▶ [Aim 1]
Using the records, write out every line from the one containing "212, 514, 240]" up to and including the one containing "134, 645, 162]" as a numbered list, leaving out blank lines.

▶ [Page extract]
(begin)
YaCy ignores the option Restrict to start domain(s)

erikobox · 13 February 2025 01:24

I’m using the “Restrict to start domain(s)” option to limit indexing to a predefined list of domains. However, I’ve noticed that YaCy sometimes ignores this setting and includes external sites in the index.

okybaca · 13 February 2025 08:53

Are you able to find the causality, when exactly it ignores the rule?

Me personally, I use the Advanced Crawler and Load Filter on URLs and Document Filter > Filter on URL, for example https://www.yacy.net/.* in both cases. And – when I want to crawl the whole site – Unlimited crawl depth for URLs matching with as well. It works well, with single exception: when using sitemaps as source, then external sites are loaded as well, which is probably a bug.
First filter is a “loader” filter, determining which urls are crawled and links from them are loaded. Second is “indexing” filter, determining which sites are actually stored in index.

If it’s a bug, please try to examine it and describe in maximum possible details and file an Issue at Github. We need developers. @orbiter has been not much interested, for a longer time. I can’t do Java, but I do some docs. We need someone who will care for the code part.

erikobox · 15 February 2025 12:26

Advanced Crawler → URL http://google.com and checked “Restrict to start domain(s)”. And it indexes google mirrors like www.google.com.tj www.google.com.py and other .com.* domains. It seems Yacy doesnt recognize them as different domain names.

okybaca · 16 February 2025 13:24

then it’s a bug!
(end)
▶ [Listing]
(begin)
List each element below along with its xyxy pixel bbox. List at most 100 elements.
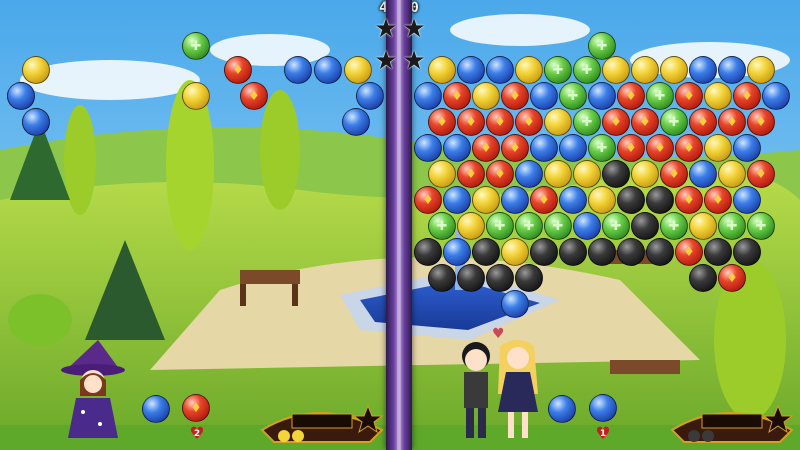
green-bubble: ✚	[486, 212, 514, 240]
black-bubble	[617, 186, 645, 214]
green-bubble: ✚	[544, 56, 572, 84]
red-bubble: ♦	[675, 238, 703, 266]
yellow-bubble	[457, 212, 485, 240]
yellow-bubble	[428, 56, 456, 84]
black-bubble	[588, 238, 616, 266]
left-indicator-bubble: ✚	[182, 32, 210, 60]
black-bubble	[472, 238, 500, 266]
red-bubble: ♦	[501, 134, 529, 162]
star-slot-icon: ★	[374, 14, 398, 44]
right-next-bubble[interactable]	[548, 395, 576, 423]
black-bubble	[486, 264, 514, 292]
blue-bubble	[733, 186, 761, 214]
blue-bubble	[457, 56, 485, 84]
red-bubble: ♦	[675, 186, 703, 214]
black-bubble	[631, 212, 659, 240]
blue-bubble	[486, 56, 514, 84]
star-slot-icon: ★	[374, 46, 398, 76]
black-bubble	[428, 264, 456, 292]
green-bubble: ✚	[544, 212, 572, 240]
yellow-bubble	[544, 108, 572, 136]
blue-bubble	[559, 134, 587, 162]
red-bubble: ♦	[718, 108, 746, 136]
right-launcher-icon	[670, 404, 794, 443]
witch-character	[61, 340, 125, 438]
yellow-bubble	[588, 186, 616, 214]
red-bubble: ♦	[224, 56, 252, 84]
red-bubble: ♦	[530, 186, 558, 214]
blue-bubble	[559, 186, 587, 214]
red-bubble: ♦	[602, 108, 630, 136]
blue-bubble	[530, 134, 558, 162]
red-bubble: ♦	[617, 134, 645, 162]
left-launcher-icon	[260, 404, 384, 443]
black-bubble	[457, 264, 485, 292]
red-bubble: ♦	[631, 108, 659, 136]
yellow-bubble	[472, 82, 500, 110]
blue-bubble	[718, 56, 746, 84]
blue-bubble	[733, 134, 761, 162]
red-bubble: ♦	[704, 186, 732, 214]
left-lives-badge: ♥ 2	[186, 426, 208, 443]
yellow-bubble	[515, 56, 543, 84]
yellow-bubble	[631, 56, 659, 84]
red-bubble: ♦	[747, 160, 775, 188]
black-bubble	[646, 238, 674, 266]
green-bubble: ✚	[573, 108, 601, 136]
yellow-bubble	[501, 238, 529, 266]
blue-bubble	[22, 108, 50, 136]
right-lives-badge: ♥ 1	[592, 426, 614, 443]
red-bubble: ♦	[718, 264, 746, 292]
yellow-bubble	[704, 82, 732, 110]
green-bubble: ✚	[573, 56, 601, 84]
red-bubble: ♦	[733, 82, 761, 110]
yellow-bubble	[631, 160, 659, 188]
red-bubble: ♦	[472, 134, 500, 162]
right-shooter-bubble[interactable]	[589, 394, 617, 422]
black-bubble	[515, 264, 543, 292]
red-bubble: ♦	[414, 186, 442, 214]
green-bubble: ✚	[747, 212, 775, 240]
red-bubble: ♦	[443, 82, 471, 110]
red-bubble: ♦	[675, 134, 703, 162]
yellow-bubble	[544, 160, 572, 188]
black-bubble	[646, 186, 674, 214]
red-bubble: ♦	[675, 82, 703, 110]
blue-bubble	[530, 82, 558, 110]
blue-bubble	[443, 238, 471, 266]
red-bubble: ♦	[660, 160, 688, 188]
red-bubble: ♦	[457, 108, 485, 136]
heart-icon: ♥	[492, 326, 505, 342]
black-bubble	[617, 238, 645, 266]
blue-bubble	[443, 134, 471, 162]
green-bubble: ✚	[515, 212, 543, 240]
black-bubble	[704, 238, 732, 266]
blue-bubble	[7, 82, 35, 110]
green-bubble: ✚	[559, 82, 587, 110]
yellow-bubble	[660, 56, 688, 84]
green-bubble: ✚	[718, 212, 746, 240]
black-bubble	[689, 264, 717, 292]
green-bubble: ✚	[660, 108, 688, 136]
yellow-bubble	[472, 186, 500, 214]
yellow-bubble	[689, 212, 717, 240]
blue-bubble	[762, 82, 790, 110]
black-bubble	[733, 238, 761, 266]
red-bubble: ♦	[457, 160, 485, 188]
blue-bubble	[443, 186, 471, 214]
left-next-bubble[interactable]	[142, 395, 170, 423]
blue-bubble	[588, 82, 616, 110]
red-bubble: ♦	[646, 134, 674, 162]
couple-characters	[462, 340, 538, 438]
red-bubble: ♦	[486, 160, 514, 188]
green-bubble: ✚	[428, 212, 456, 240]
blue-bubble	[515, 160, 543, 188]
left-shooter-bubble[interactable]: ♦	[182, 394, 210, 422]
blue-bubble	[501, 290, 529, 318]
yellow-bubble	[344, 56, 372, 84]
green-bubble: ✚	[602, 212, 630, 240]
star-slot-icon: ★	[402, 14, 426, 44]
yellow-bubble	[182, 82, 210, 110]
blue-bubble	[314, 56, 342, 84]
blue-bubble	[573, 212, 601, 240]
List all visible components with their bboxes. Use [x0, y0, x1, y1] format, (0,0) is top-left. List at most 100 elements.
(end)
▶ [Aim 2]
Summarize the forum thread in two sentences.

▶ [Worked answer 1]
1. green-bubble: ✚	[486, 212, 514, 240]
2. black-bubble	[617, 186, 645, 214]
3. green-bubble: ✚	[544, 56, 572, 84]
4. red-bubble: ♦	[675, 238, 703, 266]
5. yellow-bubble	[457, 212, 485, 240]
6. yellow-bubble	[428, 56, 456, 84]
7. black-bubble	[588, 238, 616, 266]
8. left-indicator-bubble: ✚	[182, 32, 210, 60]
9. black-bubble	[472, 238, 500, 266]
10. red-bubble: ♦	[501, 134, 529, 162]
11. star-slot-icon: ★	[374, 14, 398, 44]
12. right-next-bubble[interactable]	[548, 395, 576, 423]
13. black-bubble	[486, 264, 514, 292]
14. blue-bubble	[733, 186, 761, 214]
15. blue-bubble	[457, 56, 485, 84]
16. red-bubble: ♦	[675, 186, 703, 214]
17. black-bubble	[631, 212, 659, 240]
18. blue-bubble	[486, 56, 514, 84]
19. star-slot-icon: ★	[374, 46, 398, 76]
20. black-bubble	[428, 264, 456, 292]
21. green-bubble: ✚	[544, 212, 572, 240]
22. yellow-bubble	[544, 108, 572, 136]
23. blue-bubble	[559, 134, 587, 162]
24. red-bubble: ♦	[718, 108, 746, 136]
25. right-launcher-icon	[670, 404, 794, 443]
26. witch-character	[61, 340, 125, 438]
27. yellow-bubble	[588, 186, 616, 214]
28. red-bubble: ♦	[224, 56, 252, 84]
29. red-bubble: ♦	[530, 186, 558, 214]
30. blue-bubble	[559, 186, 587, 214]
31. red-bubble: ♦	[602, 108, 630, 136]
32. blue-bubble	[530, 134, 558, 162]
33. red-bubble: ♦	[617, 134, 645, 162]

▶ [Worked answer 2]
A user reports that YaCy sometimes ignores the "Restrict to start domain(s)" option and indexes external sites. For example, crawling http://google.com picks up Google mirrors such as www.google.com.tj, and another participant, who instead uses load and URL filters that fail only with sitemaps as a source, calls the behavior a bug.